-- START Given data --
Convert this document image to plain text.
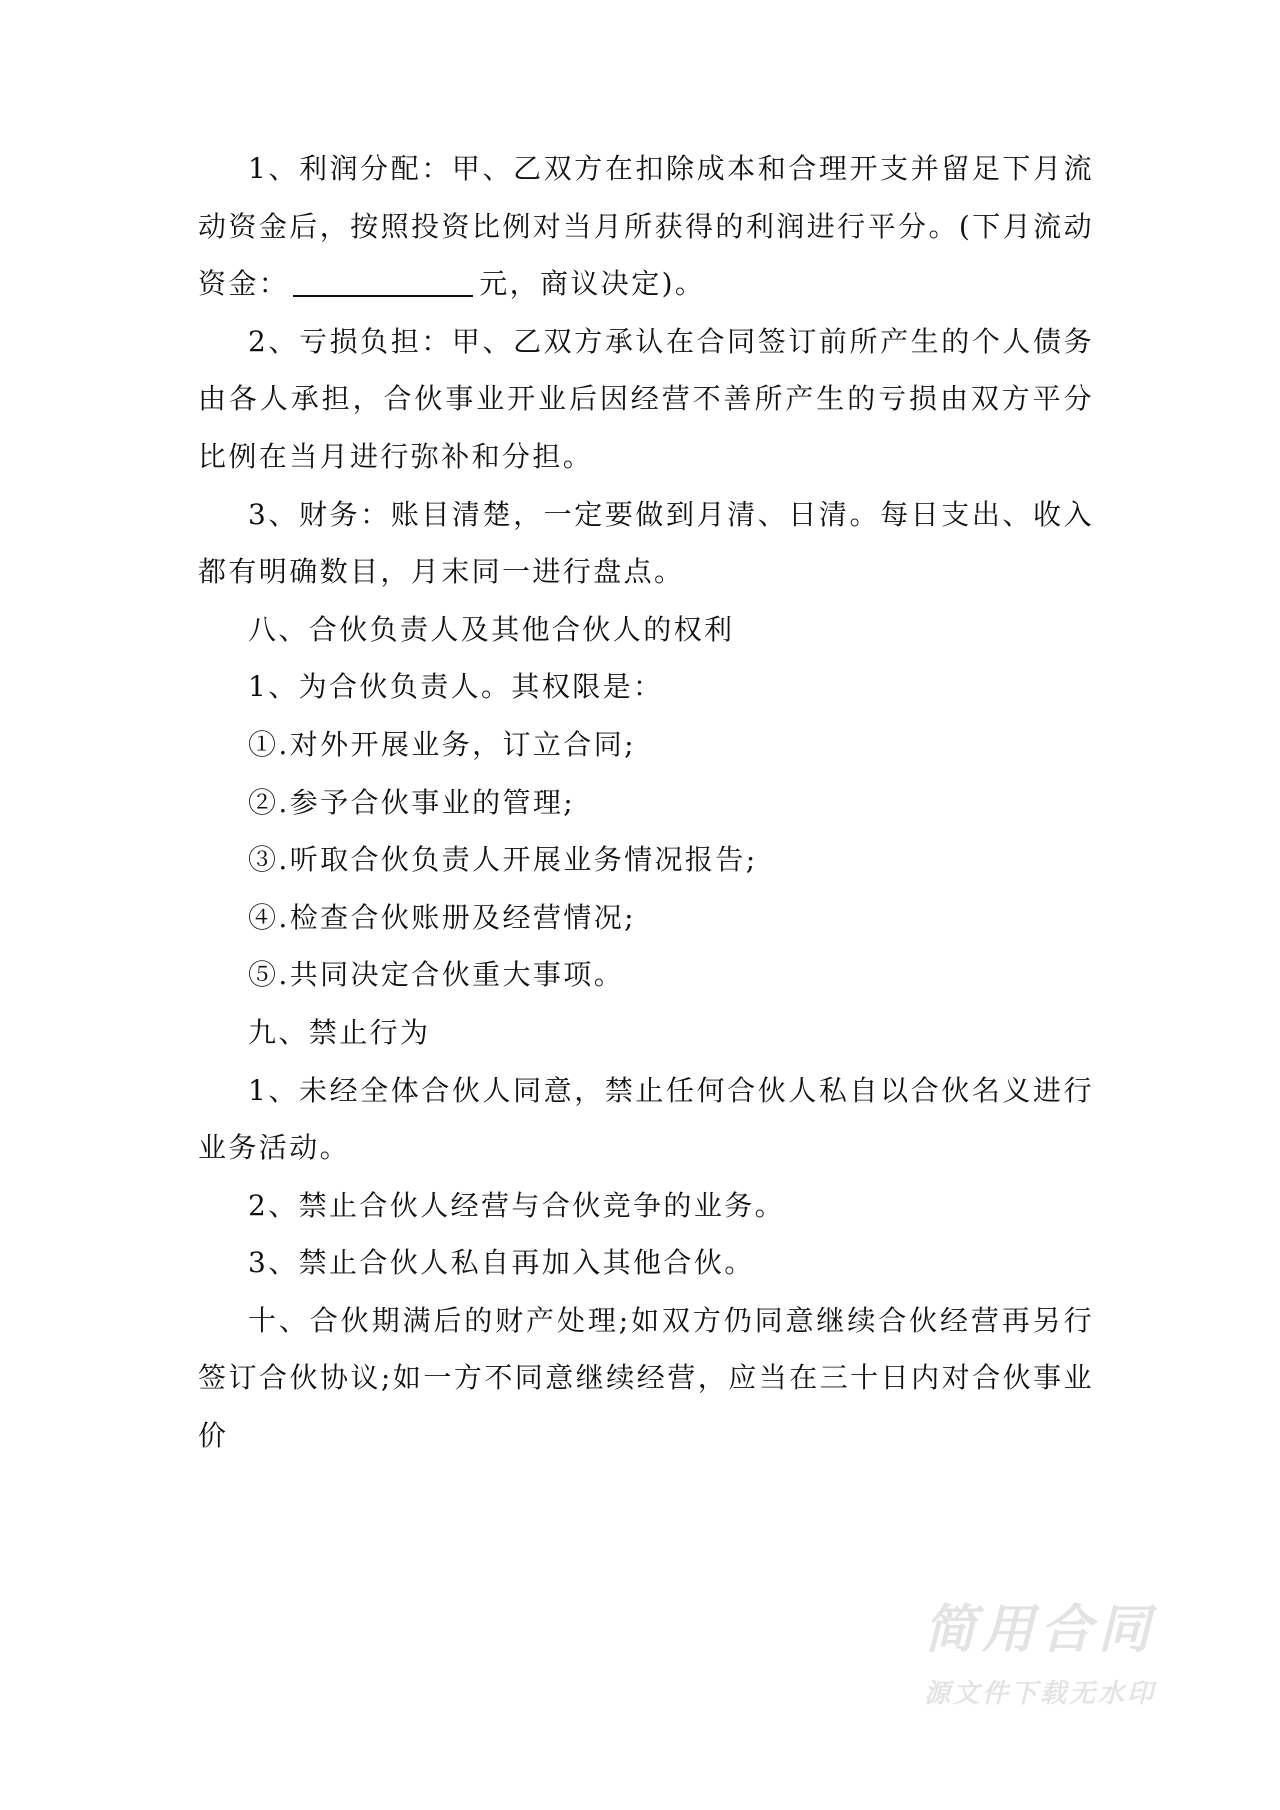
1、利润分配：甲、乙双方在扣除成本和合理开支并留足下月流动资金后，按照投资比例对当月所获得的利润进行平分。(下月流动资金：	元，商议决定)。

2、亏损负担：甲、乙双方承认在合同签订前所产生的个人债务由各人承担，合伙事业开业后因经营不善所产生的亏损由双方平分比例在当月进行弥补和分担。

3、财务：账目清楚，一定要做到月清、日清。每日支出、收入都有明确数目，月末同一进行盘点。

八、合伙负责人及其他合伙人的权利

1、为合伙负责人。其权限是：

①.对外开展业务，订立合同;

②.参予合伙事业的管理;

③.听取合伙负责人开展业务情况报告;

④.检查合伙账册及经营情况;

⑤.共同决定合伙重大事项。

九、禁止行为

1、未经全体合伙人同意，禁止任何合伙人私自以合伙名义进行业务活动。

2、禁止合伙人经营与合伙竞争的业务。

3、禁止合伙人私自再加入其他合伙。

十、合伙期满后的财产处理;如双方仍同意继续合伙经营再另行签订合伙协议;如一方不同意继续经营，应当在三十日内对合伙事业价

简用合同
源文件下载无水印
-- END Given data --
* What you are asked to do: Transcribe the records above verbatim. Do not carry over any picture.

* Result of the task:
Convert this document image to plain text.
1、利润分配：甲、乙双方在扣除成本和合理开支并留足下月流动资金后，按照投资比例对当月所获得的利润进行平分。(下月流动资金：	元，商议决定)。

2、亏损负担：甲、乙双方承认在合同签订前所产生的个人债务由各人承担，合伙事业开业后因经营不善所产生的亏损由双方平分比例在当月进行弥补和分担。

3、财务：账目清楚，一定要做到月清、日清。每日支出、收入都有明确数目，月末同一进行盘点。

八、合伙负责人及其他合伙人的权利

1、为合伙负责人。其权限是：

①.对外开展业务，订立合同;

②.参予合伙事业的管理;

③.听取合伙负责人开展业务情况报告;

④.检查合伙账册及经营情况;

⑤.共同决定合伙重大事项。

九、禁止行为

1、未经全体合伙人同意，禁止任何合伙人私自以合伙名义进行业务活动。

2、禁止合伙人经营与合伙竞争的业务。

3、禁止合伙人私自再加入其他合伙。

十、合伙期满后的财产处理;如双方仍同意继续合伙经营再另行签订合伙协议;如一方不同意继续经营，应当在三十日内对合伙事业价

简用合同
源文件下载无水印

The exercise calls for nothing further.